Retype the records below exactly as they appear, but leave out any pictures.

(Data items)
-=-=-

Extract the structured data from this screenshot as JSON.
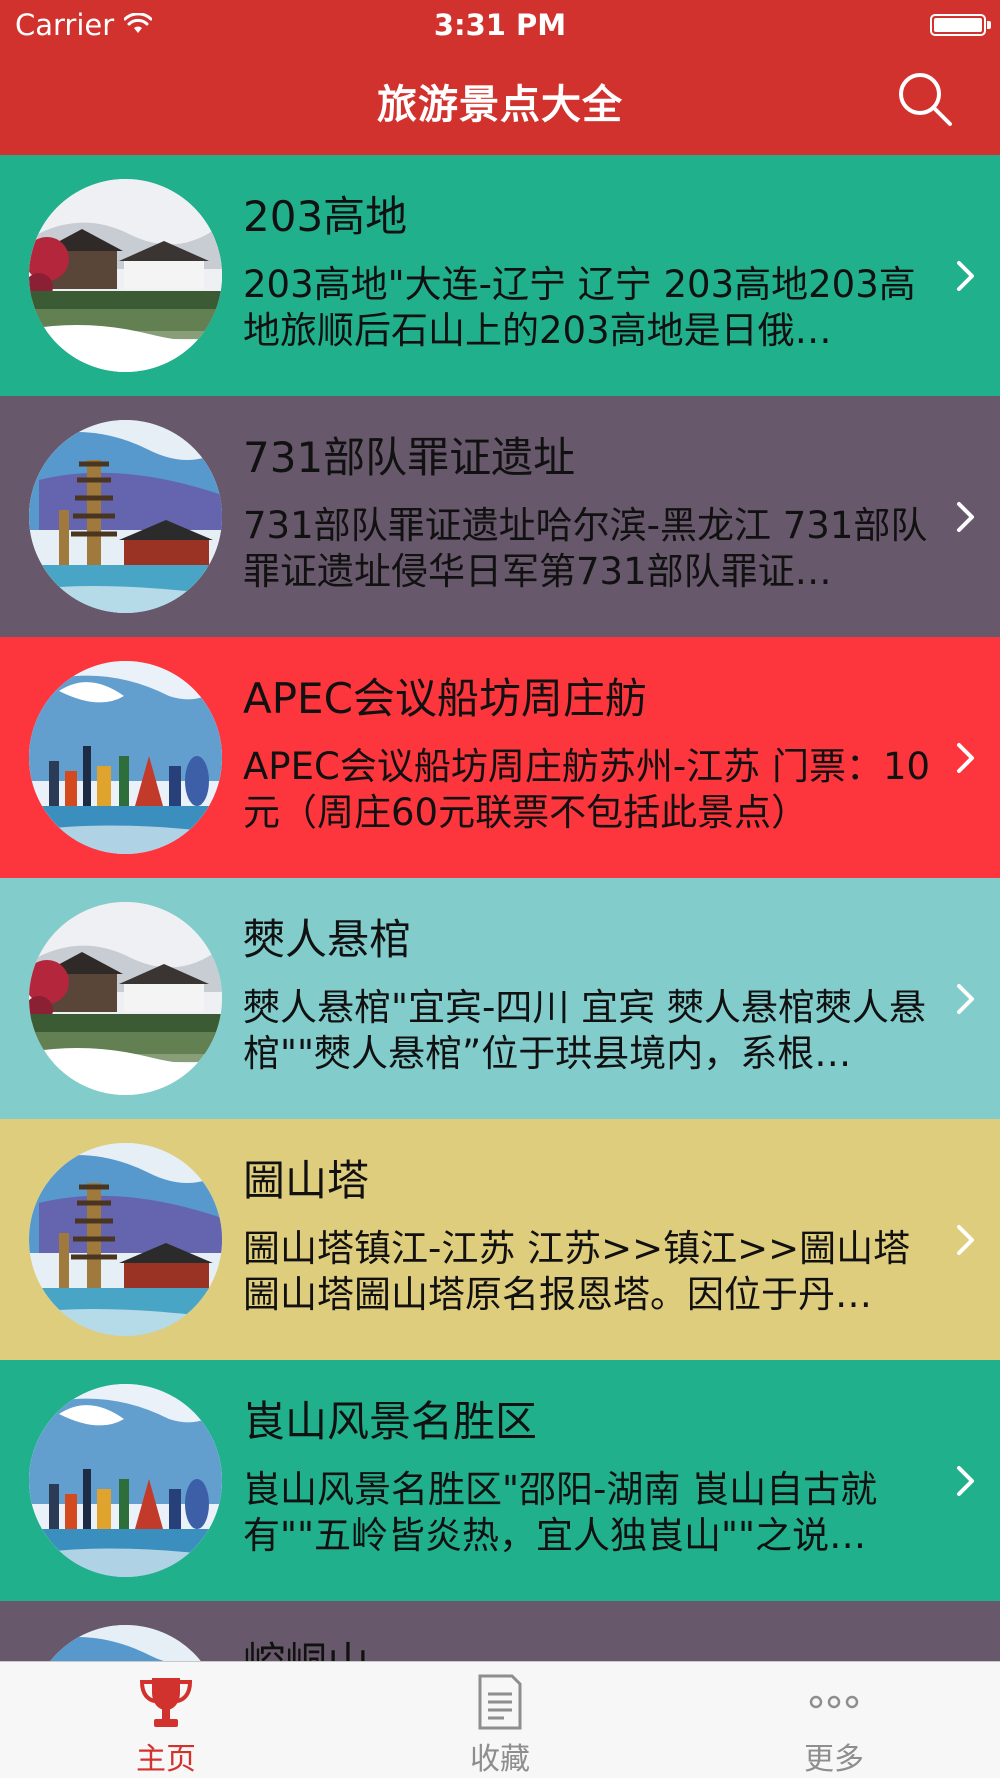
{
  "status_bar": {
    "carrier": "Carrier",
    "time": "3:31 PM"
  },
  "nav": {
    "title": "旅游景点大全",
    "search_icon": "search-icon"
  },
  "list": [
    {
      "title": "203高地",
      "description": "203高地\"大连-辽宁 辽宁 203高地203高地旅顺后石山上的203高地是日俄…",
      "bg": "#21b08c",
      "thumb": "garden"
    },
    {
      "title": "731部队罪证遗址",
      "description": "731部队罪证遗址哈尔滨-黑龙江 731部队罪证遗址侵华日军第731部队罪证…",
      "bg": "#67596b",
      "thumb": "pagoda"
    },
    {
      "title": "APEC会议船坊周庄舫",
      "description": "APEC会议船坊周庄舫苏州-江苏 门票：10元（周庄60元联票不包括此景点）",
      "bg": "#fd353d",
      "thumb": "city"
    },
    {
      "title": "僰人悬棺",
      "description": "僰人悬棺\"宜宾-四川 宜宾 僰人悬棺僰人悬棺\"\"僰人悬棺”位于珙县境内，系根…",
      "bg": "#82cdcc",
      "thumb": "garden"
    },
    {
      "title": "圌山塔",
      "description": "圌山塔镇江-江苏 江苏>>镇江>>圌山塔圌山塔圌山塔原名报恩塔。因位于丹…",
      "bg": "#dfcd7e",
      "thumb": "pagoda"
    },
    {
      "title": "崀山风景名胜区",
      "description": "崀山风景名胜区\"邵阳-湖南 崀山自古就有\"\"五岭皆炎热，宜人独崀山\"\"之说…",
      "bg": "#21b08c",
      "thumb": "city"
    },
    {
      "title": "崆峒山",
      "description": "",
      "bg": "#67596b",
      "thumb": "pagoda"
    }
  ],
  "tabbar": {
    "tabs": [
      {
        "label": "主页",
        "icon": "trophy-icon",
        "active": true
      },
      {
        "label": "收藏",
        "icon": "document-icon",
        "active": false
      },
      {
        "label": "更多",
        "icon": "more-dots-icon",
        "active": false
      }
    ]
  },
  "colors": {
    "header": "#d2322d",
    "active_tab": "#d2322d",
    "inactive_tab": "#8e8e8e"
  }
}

-=-=-

__RESULT OF THIS TASK__:
Extract the structured data from this screenshot as JSON.
{
  "status_bar": {
    "carrier": "Carrier",
    "time": "3:31 PM"
  },
  "nav": {
    "title": "旅游景点大全",
    "search_icon": "search-icon"
  },
  "list": [
    {
      "title": "203高地",
      "description": "203高地\"大连-辽宁 辽宁 203高地203高地旅顺后石山上的203高地是日俄…",
      "bg": "#21b08c",
      "thumb": "garden"
    },
    {
      "title": "731部队罪证遗址",
      "description": "731部队罪证遗址哈尔滨-黑龙江 731部队罪证遗址侵华日军第731部队罪证…",
      "bg": "#67596b",
      "thumb": "pagoda"
    },
    {
      "title": "APEC会议船坊周庄舫",
      "description": "APEC会议船坊周庄舫苏州-江苏 门票：10元（周庄60元联票不包括此景点）",
      "bg": "#fd353d",
      "thumb": "city"
    },
    {
      "title": "僰人悬棺",
      "description": "僰人悬棺\"宜宾-四川 宜宾 僰人悬棺僰人悬棺\"\"僰人悬棺”位于珙县境内，系根…",
      "bg": "#82cdcc",
      "thumb": "garden"
    },
    {
      "title": "圌山塔",
      "description": "圌山塔镇江-江苏 江苏>>镇江>>圌山塔圌山塔圌山塔原名报恩塔。因位于丹…",
      "bg": "#dfcd7e",
      "thumb": "pagoda"
    },
    {
      "title": "崀山风景名胜区",
      "description": "崀山风景名胜区\"邵阳-湖南 崀山自古就有\"\"五岭皆炎热，宜人独崀山\"\"之说…",
      "bg": "#21b08c",
      "thumb": "city"
    },
    {
      "title": "崆峒山",
      "description": "",
      "bg": "#67596b",
      "thumb": "pagoda"
    }
  ],
  "tabbar": {
    "tabs": [
      {
        "label": "主页",
        "icon": "trophy-icon",
        "active": true
      },
      {
        "label": "收藏",
        "icon": "document-icon",
        "active": false
      },
      {
        "label": "更多",
        "icon": "more-dots-icon",
        "active": false
      }
    ]
  },
  "colors": {
    "header": "#d2322d",
    "active_tab": "#d2322d",
    "inactive_tab": "#8e8e8e"
  }
}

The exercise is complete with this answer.